GOAL OF THE EXERCISE — Which lines in the records below contain the word "supplier"? Copy each of them.

INFORMATION PROVIDED —
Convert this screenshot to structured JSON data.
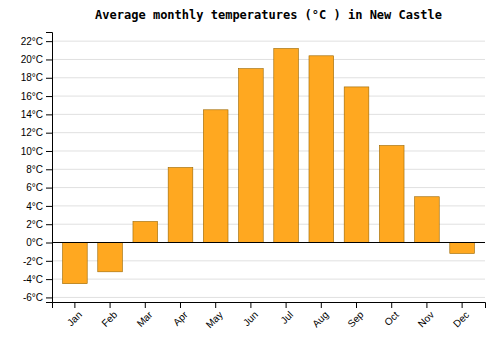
{
  "chart_data": {
    "type": "bar",
    "title": "Average monthly temperatures (°C ) in New Castle",
    "categories": [
      "Jan",
      "Feb",
      "Mar",
      "Apr",
      "May",
      "Jun",
      "Jul",
      "Aug",
      "Sep",
      "Oct",
      "Nov",
      "Dec"
    ],
    "values": [
      -4.5,
      -3.2,
      2.3,
      8.2,
      14.5,
      19.0,
      21.2,
      20.4,
      17.0,
      10.6,
      5.0,
      -1.2
    ],
    "color": "#FFA820",
    "ylim": [
      -6.5,
      23
    ],
    "yticks": [
      {
        "value": -6,
        "label": "-6°C"
      },
      {
        "value": -4,
        "label": "-4°C"
      },
      {
        "value": -2,
        "label": "-2°C"
      },
      {
        "value": 0,
        "label": "0°C"
      },
      {
        "value": 2,
        "label": "2°C"
      },
      {
        "value": 4,
        "label": "4°C"
      },
      {
        "value": 6,
        "label": "6°C"
      },
      {
        "value": 8,
        "label": "8°C"
      },
      {
        "value": 10,
        "label": "10°C"
      },
      {
        "value": 12,
        "label": "12°C"
      },
      {
        "value": 14,
        "label": "14°C"
      },
      {
        "value": 16,
        "label": "16°C"
      },
      {
        "value": 18,
        "label": "18°C"
      },
      {
        "value": 20,
        "label": "20°C"
      },
      {
        "value": 22,
        "label": "22°C"
      }
    ],
    "grid": true
  }
}
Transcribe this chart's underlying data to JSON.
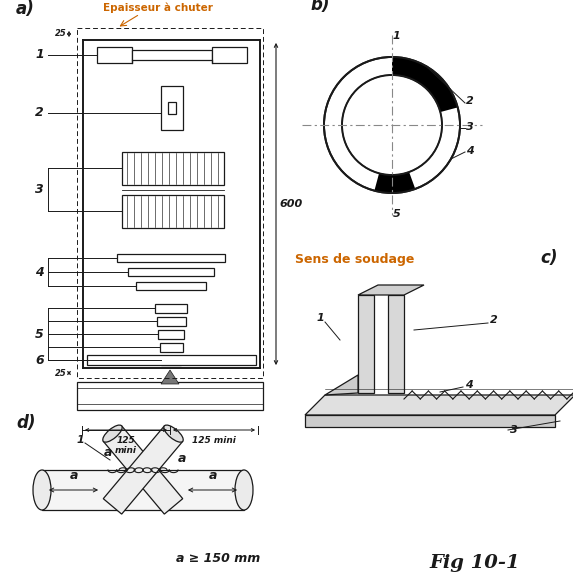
{
  "bg_color": "#ffffff",
  "lc": "#1a1a1a",
  "oc": "#cc6600",
  "fig_label": "Fig 10-1",
  "text_epaisseur": "Epaisseur à chuter",
  "text_sens": "Sens de soudage",
  "text_a_note": "a ≥ 150 mm",
  "label_a": "a)",
  "label_b": "b)",
  "label_c": "c)",
  "label_d": "d)"
}
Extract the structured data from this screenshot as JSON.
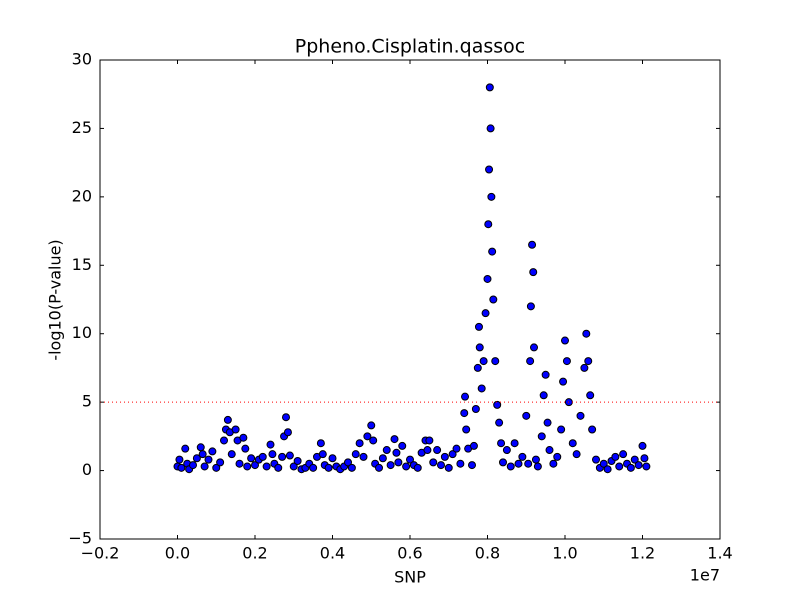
{
  "chart_data": {
    "type": "scatter",
    "title": "Ppheno.Cisplatin.qassoc",
    "xlabel": "SNP",
    "ylabel": "-log10(P-value)",
    "x_offset_label": "1e7",
    "color": "#0000ff",
    "edgecolor": "#000000",
    "x": [
      0,
      0.005,
      0.01,
      0.02,
      0.025,
      0.03,
      0.04,
      0.05,
      0.06,
      0.065,
      0.07,
      0.08,
      0.09,
      0.1,
      0.11,
      0.12,
      0.125,
      0.13,
      0.135,
      0.14,
      0.15,
      0.155,
      0.16,
      0.17,
      0.175,
      0.18,
      0.19,
      0.2,
      0.21,
      0.22,
      0.23,
      0.24,
      0.245,
      0.25,
      0.26,
      0.27,
      0.275,
      0.28,
      0.285,
      0.29,
      0.3,
      0.31,
      0.32,
      0.33,
      0.34,
      0.35,
      0.36,
      0.37,
      0.375,
      0.38,
      0.39,
      0.4,
      0.41,
      0.42,
      0.43,
      0.44,
      0.45,
      0.46,
      0.47,
      0.48,
      0.49,
      0.5,
      0.505,
      0.51,
      0.52,
      0.53,
      0.54,
      0.55,
      0.56,
      0.565,
      0.57,
      0.58,
      0.59,
      0.6,
      0.61,
      0.62,
      0.63,
      0.64,
      0.645,
      0.65,
      0.66,
      0.67,
      0.68,
      0.69,
      0.7,
      0.71,
      0.72,
      0.73,
      0.74,
      0.742,
      0.745,
      0.75,
      0.76,
      0.765,
      0.77,
      0.775,
      0.778,
      0.78,
      0.785,
      0.79,
      0.795,
      0.8,
      0.802,
      0.804,
      0.806,
      0.808,
      0.81,
      0.812,
      0.815,
      0.82,
      0.825,
      0.83,
      0.835,
      0.84,
      0.85,
      0.86,
      0.87,
      0.88,
      0.89,
      0.9,
      0.905,
      0.91,
      0.912,
      0.915,
      0.918,
      0.92,
      0.925,
      0.93,
      0.94,
      0.945,
      0.95,
      0.955,
      0.96,
      0.97,
      0.98,
      0.99,
      0.995,
      1,
      1.005,
      1.01,
      1.02,
      1.03,
      1.04,
      1.05,
      1.055,
      1.06,
      1.065,
      1.07,
      1.08,
      1.09,
      1.1,
      1.11,
      1.12,
      1.13,
      1.14,
      1.15,
      1.16,
      1.17,
      1.18,
      1.19,
      1.2,
      1.205,
      1.21
    ],
    "values": [
      0.3,
      0.8,
      0.2,
      1.6,
      0.5,
      0.1,
      0.4,
      0.9,
      1.7,
      1.2,
      0.3,
      0.8,
      1.4,
      0.2,
      0.6,
      2.2,
      3.0,
      3.7,
      2.8,
      1.2,
      3.0,
      2.2,
      0.5,
      2.4,
      1.6,
      0.3,
      0.9,
      0.4,
      0.8,
      1.0,
      0.3,
      1.9,
      1.2,
      0.5,
      0.2,
      1.0,
      2.5,
      3.9,
      2.8,
      1.1,
      0.3,
      0.7,
      0.1,
      0.2,
      0.5,
      0.2,
      1.0,
      2.0,
      1.2,
      0.4,
      0.2,
      0.9,
      0.3,
      0.1,
      0.3,
      0.6,
      0.2,
      1.2,
      2.0,
      1.0,
      2.5,
      3.3,
      2.2,
      0.5,
      0.2,
      0.9,
      1.5,
      0.4,
      2.3,
      1.3,
      0.6,
      1.8,
      0.3,
      0.8,
      0.4,
      0.2,
      1.3,
      2.2,
      1.5,
      2.2,
      0.6,
      1.5,
      0.4,
      1.0,
      0.2,
      1.2,
      1.6,
      0.5,
      4.2,
      5.4,
      3.0,
      1.6,
      0.4,
      1.8,
      4.5,
      7.5,
      10.5,
      9.0,
      6.0,
      8.0,
      11.5,
      14.0,
      18.0,
      22.0,
      28.0,
      25.0,
      20.0,
      16.0,
      12.5,
      8.0,
      4.8,
      3.5,
      2.0,
      0.6,
      1.5,
      0.3,
      2.0,
      0.5,
      1.0,
      4.0,
      0.5,
      8.0,
      12.0,
      16.5,
      14.5,
      9.0,
      0.8,
      0.3,
      2.5,
      5.5,
      7.0,
      3.5,
      1.5,
      0.5,
      1.0,
      3.0,
      6.5,
      9.5,
      8.0,
      5.0,
      2.0,
      1.2,
      4.0,
      7.5,
      10.0,
      8.0,
      5.5,
      3.0,
      0.8,
      0.2,
      0.5,
      0.1,
      0.7,
      1.0,
      0.3,
      1.2,
      0.5,
      0.2,
      0.8,
      0.4,
      1.8,
      0.9,
      0.3
    ],
    "threshold": 5,
    "threshold_color": "#ff0000",
    "xlim": [
      -0.2,
      1.4
    ],
    "xticks": [
      {
        "value": -0.2,
        "label": "−0.2"
      },
      {
        "value": 0,
        "label": "0.0"
      },
      0.2,
      0.4,
      0.6,
      0.8,
      {
        "value": 1,
        "label": "1.0"
      },
      1.2,
      1.4
    ],
    "ylim": [
      -5,
      30
    ],
    "yticks": [
      {
        "value": -5,
        "label": "−5"
      },
      0,
      5,
      10,
      15,
      20,
      25,
      30
    ]
  }
}
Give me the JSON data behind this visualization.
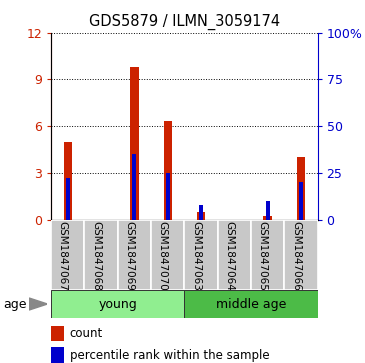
{
  "title": "GDS5879 / ILMN_3059174",
  "samples": [
    "GSM1847067",
    "GSM1847068",
    "GSM1847069",
    "GSM1847070",
    "GSM1847063",
    "GSM1847064",
    "GSM1847065",
    "GSM1847066"
  ],
  "count_values": [
    5.0,
    0.0,
    9.8,
    6.3,
    0.5,
    0.0,
    0.2,
    4.0
  ],
  "percentile_values": [
    22,
    0,
    35,
    25,
    8,
    0,
    10,
    20
  ],
  "groups": [
    {
      "label": "young",
      "start": 0,
      "end": 4,
      "color": "#90EE90"
    },
    {
      "label": "middle age",
      "start": 4,
      "end": 8,
      "color": "#4CBB47"
    }
  ],
  "ylim_left": [
    0,
    12
  ],
  "ylim_right": [
    0,
    100
  ],
  "yticks_left": [
    0,
    3,
    6,
    9,
    12
  ],
  "ytick_labels_left": [
    "0",
    "3",
    "6",
    "9",
    "12"
  ],
  "yticks_right": [
    0,
    25,
    50,
    75,
    100
  ],
  "ytick_labels_right": [
    "0",
    "25",
    "50",
    "75",
    "100%"
  ],
  "bar_color_red": "#CC2200",
  "bar_color_blue": "#0000CC",
  "background_color": "#ffffff",
  "age_label": "age",
  "legend_count": "count",
  "legend_percentile": "percentile rank within the sample",
  "gray_bg": "#C8C8C8"
}
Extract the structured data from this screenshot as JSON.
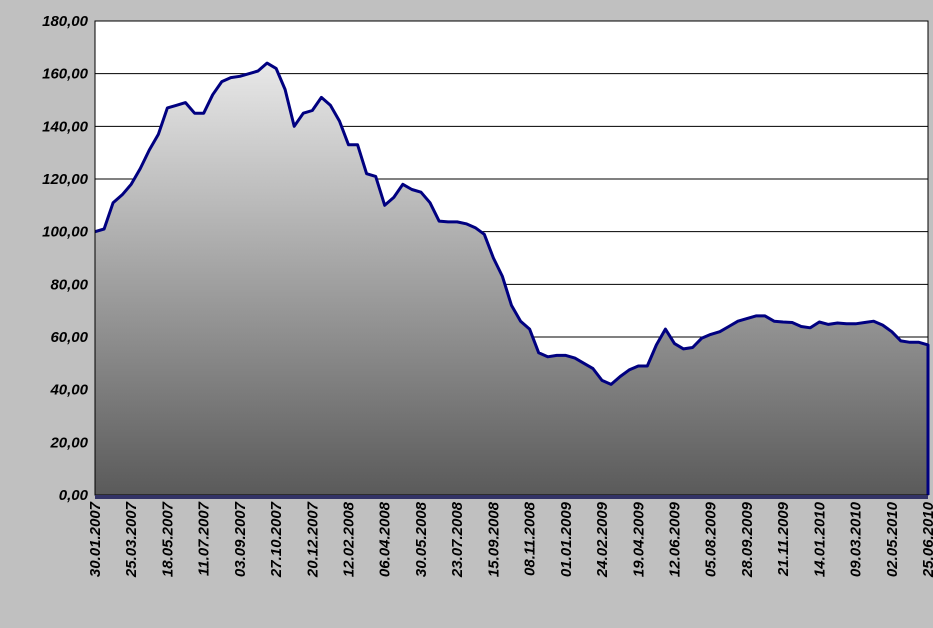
{
  "chart_data": {
    "type": "area",
    "categories": [
      "30.01.2007",
      null,
      null,
      null,
      "25.03.2007",
      null,
      null,
      null,
      "18.05.2007",
      null,
      null,
      null,
      "11.07.2007",
      null,
      null,
      null,
      "03.09.2007",
      null,
      null,
      null,
      "27.10.2007",
      null,
      null,
      null,
      "20.12.2007",
      null,
      null,
      null,
      "12.02.2008",
      null,
      null,
      null,
      "06.04.2008",
      null,
      null,
      null,
      "30.05.2008",
      null,
      null,
      null,
      "23.07.2008",
      null,
      null,
      null,
      "15.09.2008",
      null,
      null,
      null,
      "08.11.2008",
      null,
      null,
      null,
      "01.01.2009",
      null,
      null,
      null,
      "24.02.2009",
      null,
      null,
      null,
      "19.04.2009",
      null,
      null,
      null,
      "12.06.2009",
      null,
      null,
      null,
      "05.08.2009",
      null,
      null,
      null,
      "28.09.2009",
      null,
      null,
      null,
      "21.11.2009",
      null,
      null,
      null,
      "14.01.2010",
      null,
      null,
      null,
      "09.03.2010",
      null,
      null,
      null,
      "02.05.2010",
      null,
      null,
      null,
      "25.06.2010"
    ],
    "series": [
      {
        "color": "#000080",
        "fill_top": "#e8e8e8",
        "fill_bottom": "#5a5a5a",
        "values": [
          100,
          101,
          111,
          114,
          118,
          124,
          131,
          137,
          147,
          148,
          149,
          145,
          145,
          152,
          157,
          158.5,
          159,
          160,
          161,
          164,
          162,
          154,
          140,
          145,
          146,
          151,
          148,
          142,
          133,
          133,
          122,
          121,
          110,
          113,
          118,
          116,
          115,
          111,
          104,
          103.7,
          103.7,
          103,
          101.5,
          99,
          90,
          83,
          72,
          66,
          63,
          54,
          52.5,
          53,
          53,
          52,
          50,
          48,
          43.5,
          42,
          45,
          47.5,
          49,
          49,
          57,
          63,
          57.5,
          55.5,
          56,
          59.5,
          61,
          62,
          64,
          66,
          67,
          68,
          68,
          66,
          65.7,
          65.5,
          64,
          63.5,
          65.7,
          64.8,
          65.3,
          65,
          65,
          65.5,
          66,
          64.5,
          62,
          58.5,
          58,
          58,
          57
        ]
      }
    ],
    "ylim": [
      0,
      180
    ],
    "yticks": [
      {
        "value": 0,
        "label": "0,00"
      },
      {
        "value": 20,
        "label": "20,00"
      },
      {
        "value": 40,
        "label": "40,00"
      },
      {
        "value": 60,
        "label": "60,00"
      },
      {
        "value": 80,
        "label": "80,00"
      },
      {
        "value": 100,
        "label": "100,00"
      },
      {
        "value": 120,
        "label": "120,00"
      },
      {
        "value": 140,
        "label": "140,00"
      },
      {
        "value": 160,
        "label": "160,00"
      },
      {
        "value": 180,
        "label": "180,00"
      }
    ],
    "grid": true
  }
}
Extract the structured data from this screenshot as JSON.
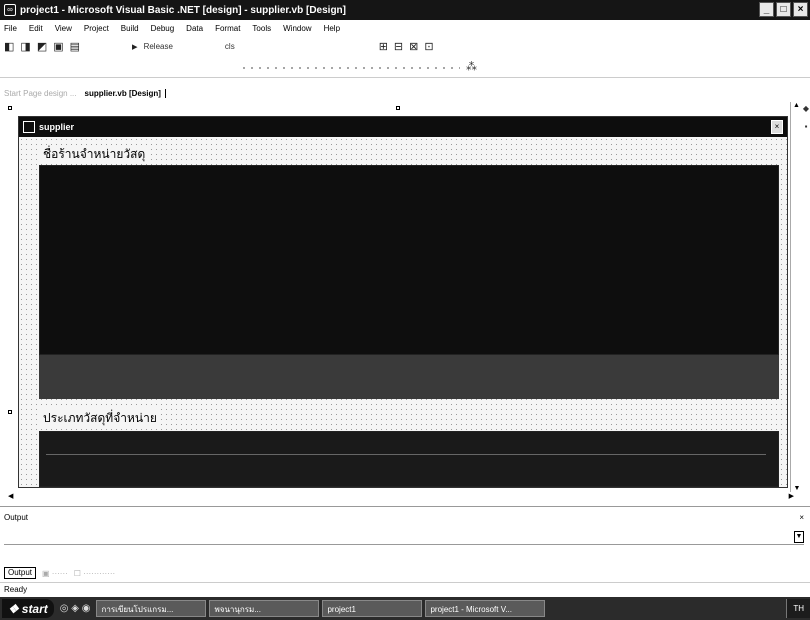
{
  "window": {
    "title": "project1 - Microsoft Visual Basic .NET [design] - supplier.vb [Design]",
    "buttons": {
      "minimize": "_",
      "maximize": "□",
      "close": "×"
    }
  },
  "menubar": {
    "items": [
      "File",
      "Edit",
      "View",
      "Project",
      "Build",
      "Debug",
      "Data",
      "Format",
      "Tools",
      "Window",
      "Help"
    ]
  },
  "toolbar": {
    "config_label": "Release",
    "search_label": "cls"
  },
  "document_tabs": {
    "faded_label": "Start Page  design  ...",
    "active_label": "supplier.vb [Design]"
  },
  "form": {
    "title": "supplier",
    "label_top": "ชื่อร้านจำหน่ายวัสดุ",
    "label_bottom": "ประเภทวัสดุที่จำหน่าย"
  },
  "output": {
    "title": "Output"
  },
  "bottom_tabs": [
    {
      "label": "Output"
    }
  ],
  "status": {
    "text": "Ready"
  },
  "taskbar": {
    "start_label": "start",
    "items": [
      "การเขียนโปรแกรม...",
      "พจนานุกรม...",
      "project1",
      "project1 - Microsoft V..."
    ],
    "tray_text": "TH"
  },
  "icons": {
    "app": "vbnet-app-icon",
    "form": "form-icon"
  }
}
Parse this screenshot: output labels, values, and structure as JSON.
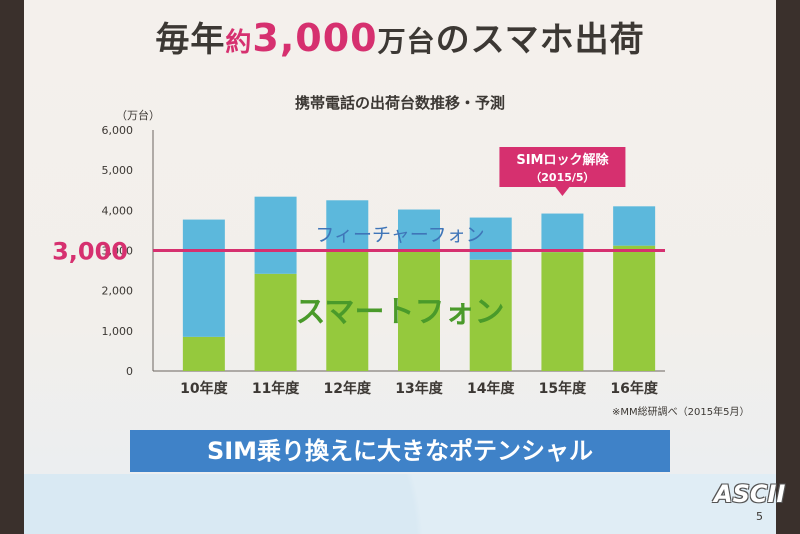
{
  "slide": {
    "title_parts": [
      "毎年",
      "約",
      "3,000",
      "万台",
      "のスマホ出荷"
    ],
    "subtitle": "携帯電話の出荷台数推移・予測",
    "unit": "（万台）",
    "source": "※MM総研調べ（2015年5月）",
    "banner": "SIM乗り換えに大きなポテンシャル",
    "logo": "ASCII",
    "page_number": "5"
  },
  "chart_data": {
    "type": "bar",
    "stacked": true,
    "categories": [
      "10年度",
      "11年度",
      "12年度",
      "13年度",
      "14年度",
      "15年度",
      "16年度"
    ],
    "series": [
      {
        "name": "スマートフォン",
        "values": [
          850,
          2420,
          3000,
          3020,
          2770,
          2960,
          3120
        ],
        "color": "#95c93d"
      },
      {
        "name": "フィーチャーフォン",
        "values": [
          2920,
          1920,
          1250,
          1000,
          1050,
          960,
          980
        ],
        "color": "#5cb8dc"
      }
    ],
    "yticks": [
      0,
      1000,
      2000,
      3000,
      4000,
      5000,
      6000
    ],
    "ytick_labels": [
      "0",
      "1,000",
      "2,000",
      "3,000",
      "4,000",
      "5,000",
      "6,000"
    ],
    "ylim": [
      0,
      6000
    ],
    "reference_line": {
      "value": 3000,
      "label": "3,000",
      "color": "#d6306f"
    },
    "annotation": {
      "line1": "SIMロック解除",
      "line2": "（2015/5）",
      "category": "15年度",
      "color": "#d6306f"
    }
  }
}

RESPONSE FOR THIS EXERCISE —
    "title": "project1 - Microsoft Visual Basic .NET [design] - supplier.vb [Design]",
    "active_label": "supplier.vb [Design]"
    "title": "supplier",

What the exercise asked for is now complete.